- Lines of data:
----------

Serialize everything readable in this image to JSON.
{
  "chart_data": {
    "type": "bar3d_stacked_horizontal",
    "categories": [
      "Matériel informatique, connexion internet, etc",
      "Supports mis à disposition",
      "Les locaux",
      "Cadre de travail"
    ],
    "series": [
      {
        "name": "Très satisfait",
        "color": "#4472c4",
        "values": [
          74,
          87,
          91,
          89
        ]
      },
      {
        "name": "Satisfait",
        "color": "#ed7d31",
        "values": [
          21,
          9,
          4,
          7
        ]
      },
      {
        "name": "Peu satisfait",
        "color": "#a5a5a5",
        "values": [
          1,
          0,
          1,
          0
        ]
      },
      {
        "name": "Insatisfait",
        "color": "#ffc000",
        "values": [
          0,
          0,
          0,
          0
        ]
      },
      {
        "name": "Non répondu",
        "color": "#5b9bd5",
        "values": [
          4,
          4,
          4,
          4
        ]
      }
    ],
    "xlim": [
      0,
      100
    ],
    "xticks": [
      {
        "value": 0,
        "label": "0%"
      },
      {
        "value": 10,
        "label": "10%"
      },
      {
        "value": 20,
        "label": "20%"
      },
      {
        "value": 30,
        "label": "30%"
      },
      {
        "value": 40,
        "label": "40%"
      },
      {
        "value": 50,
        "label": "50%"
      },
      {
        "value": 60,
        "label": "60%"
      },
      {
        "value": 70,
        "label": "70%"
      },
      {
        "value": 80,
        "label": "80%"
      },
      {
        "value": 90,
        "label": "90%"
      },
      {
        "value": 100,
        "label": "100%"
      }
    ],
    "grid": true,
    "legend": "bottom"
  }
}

----------

- TASK GOAL: Write out every record shown above, word for word.

- OUTPUT FOR THIS TASK:
Serialize everything readable in this image to JSON.
{
  "chart_data": {
    "type": "bar3d_stacked_horizontal",
    "categories": [
      "Matériel informatique, connexion internet, etc",
      "Supports mis à disposition",
      "Les locaux",
      "Cadre de travail"
    ],
    "series": [
      {
        "name": "Très satisfait",
        "color": "#4472c4",
        "values": [
          74,
          87,
          91,
          89
        ]
      },
      {
        "name": "Satisfait",
        "color": "#ed7d31",
        "values": [
          21,
          9,
          4,
          7
        ]
      },
      {
        "name": "Peu satisfait",
        "color": "#a5a5a5",
        "values": [
          1,
          0,
          1,
          0
        ]
      },
      {
        "name": "Insatisfait",
        "color": "#ffc000",
        "values": [
          0,
          0,
          0,
          0
        ]
      },
      {
        "name": "Non répondu",
        "color": "#5b9bd5",
        "values": [
          4,
          4,
          4,
          4
        ]
      }
    ],
    "xlim": [
      0,
      100
    ],
    "xticks": [
      {
        "value": 0,
        "label": "0%"
      },
      {
        "value": 10,
        "label": "10%"
      },
      {
        "value": 20,
        "label": "20%"
      },
      {
        "value": 30,
        "label": "30%"
      },
      {
        "value": 40,
        "label": "40%"
      },
      {
        "value": 50,
        "label": "50%"
      },
      {
        "value": 60,
        "label": "60%"
      },
      {
        "value": 70,
        "label": "70%"
      },
      {
        "value": 80,
        "label": "80%"
      },
      {
        "value": 90,
        "label": "90%"
      },
      {
        "value": 100,
        "label": "100%"
      }
    ],
    "grid": true,
    "legend": "bottom"
  }
}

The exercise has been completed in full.